··· Data provided ···
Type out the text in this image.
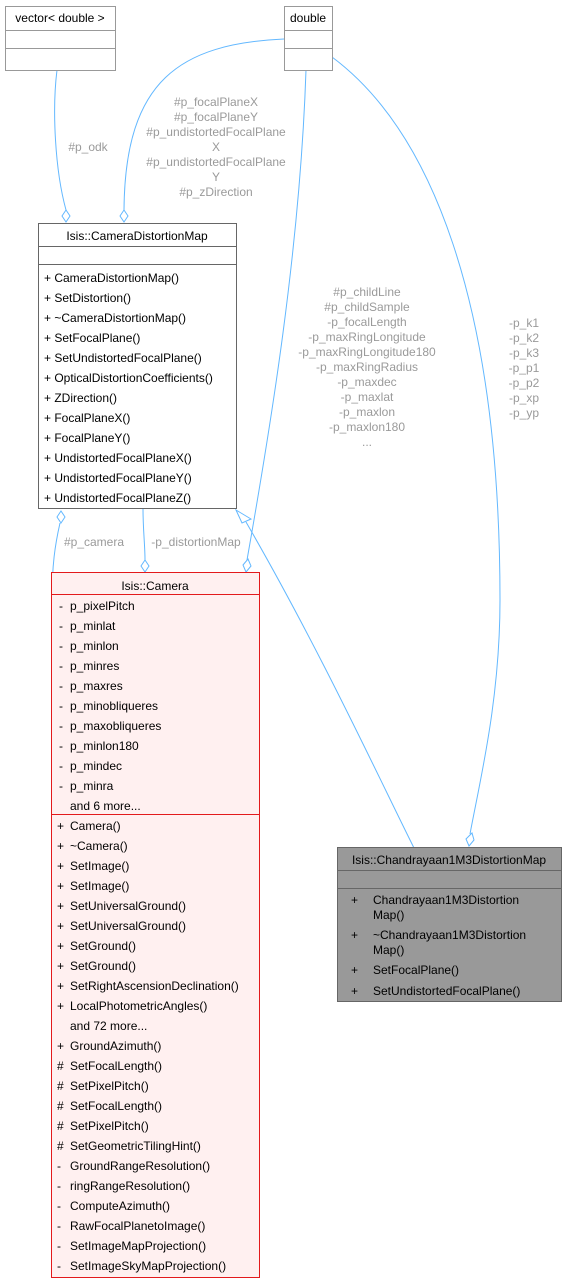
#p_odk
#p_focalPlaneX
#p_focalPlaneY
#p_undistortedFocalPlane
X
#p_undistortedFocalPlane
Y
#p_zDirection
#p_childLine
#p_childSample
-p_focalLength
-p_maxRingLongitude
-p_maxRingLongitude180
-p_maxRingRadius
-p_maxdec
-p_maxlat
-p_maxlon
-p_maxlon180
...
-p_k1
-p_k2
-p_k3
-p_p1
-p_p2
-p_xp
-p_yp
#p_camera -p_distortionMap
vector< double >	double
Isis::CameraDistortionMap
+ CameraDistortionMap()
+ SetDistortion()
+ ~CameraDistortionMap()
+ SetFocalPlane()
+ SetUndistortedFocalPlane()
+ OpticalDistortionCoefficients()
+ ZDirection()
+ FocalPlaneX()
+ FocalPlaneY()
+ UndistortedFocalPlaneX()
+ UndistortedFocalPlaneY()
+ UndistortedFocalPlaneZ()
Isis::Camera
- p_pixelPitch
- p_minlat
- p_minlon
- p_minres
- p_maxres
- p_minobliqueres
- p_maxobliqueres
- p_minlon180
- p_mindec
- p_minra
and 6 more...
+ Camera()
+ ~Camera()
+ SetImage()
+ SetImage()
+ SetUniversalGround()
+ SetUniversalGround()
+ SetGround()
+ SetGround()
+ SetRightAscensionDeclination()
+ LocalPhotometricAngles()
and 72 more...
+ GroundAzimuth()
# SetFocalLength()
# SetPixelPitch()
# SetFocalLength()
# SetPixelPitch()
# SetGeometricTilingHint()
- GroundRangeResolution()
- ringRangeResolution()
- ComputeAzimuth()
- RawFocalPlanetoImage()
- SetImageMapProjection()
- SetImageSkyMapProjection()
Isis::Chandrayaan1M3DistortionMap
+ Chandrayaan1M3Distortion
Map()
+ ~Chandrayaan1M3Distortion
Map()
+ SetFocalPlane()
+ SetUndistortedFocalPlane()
···
··· Data provided ···
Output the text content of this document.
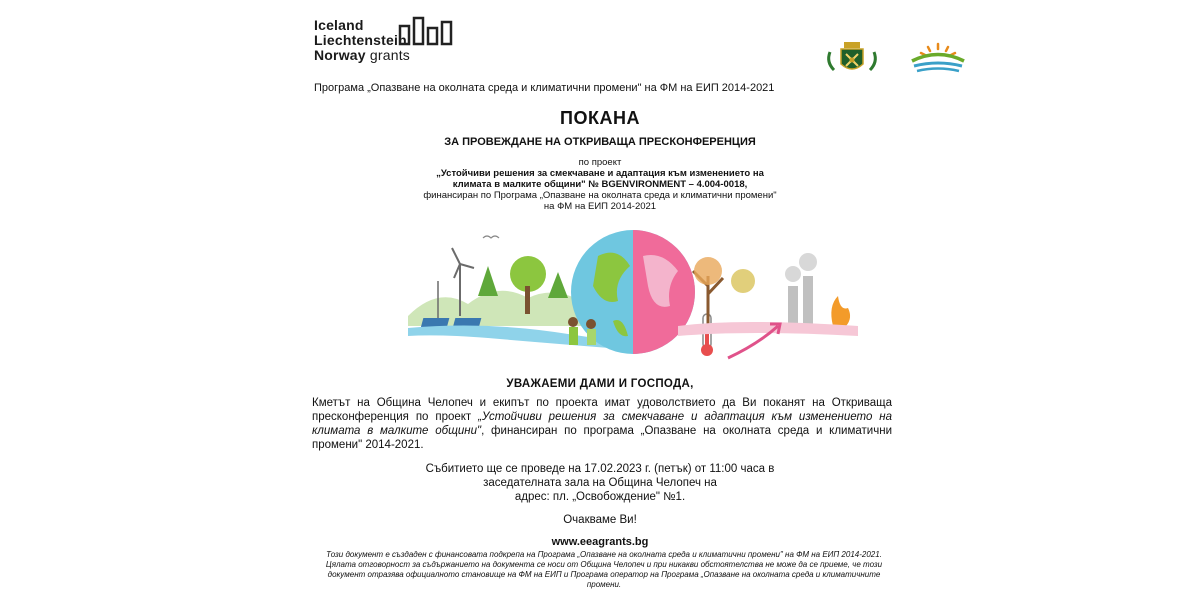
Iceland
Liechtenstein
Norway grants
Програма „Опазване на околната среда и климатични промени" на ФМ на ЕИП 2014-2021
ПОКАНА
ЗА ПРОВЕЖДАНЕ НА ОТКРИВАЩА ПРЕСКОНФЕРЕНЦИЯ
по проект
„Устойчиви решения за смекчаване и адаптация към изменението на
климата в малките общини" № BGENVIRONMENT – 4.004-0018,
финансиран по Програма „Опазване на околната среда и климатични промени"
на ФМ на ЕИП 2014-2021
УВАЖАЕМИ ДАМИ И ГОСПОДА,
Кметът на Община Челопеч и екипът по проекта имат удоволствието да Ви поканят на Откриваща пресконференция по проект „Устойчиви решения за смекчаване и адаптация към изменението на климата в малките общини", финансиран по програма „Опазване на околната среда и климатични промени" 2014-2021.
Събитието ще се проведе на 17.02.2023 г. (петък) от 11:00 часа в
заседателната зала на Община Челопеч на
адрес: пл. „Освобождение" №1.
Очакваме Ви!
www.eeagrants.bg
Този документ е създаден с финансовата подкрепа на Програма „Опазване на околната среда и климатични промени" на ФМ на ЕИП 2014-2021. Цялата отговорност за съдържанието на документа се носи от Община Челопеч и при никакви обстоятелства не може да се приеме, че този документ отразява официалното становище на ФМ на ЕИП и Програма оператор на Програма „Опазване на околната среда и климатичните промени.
···
## Task instructions
Gather all lines with the string "text" from the data.

## Expected answer
Type out the text in this image.
Output the text content of this document.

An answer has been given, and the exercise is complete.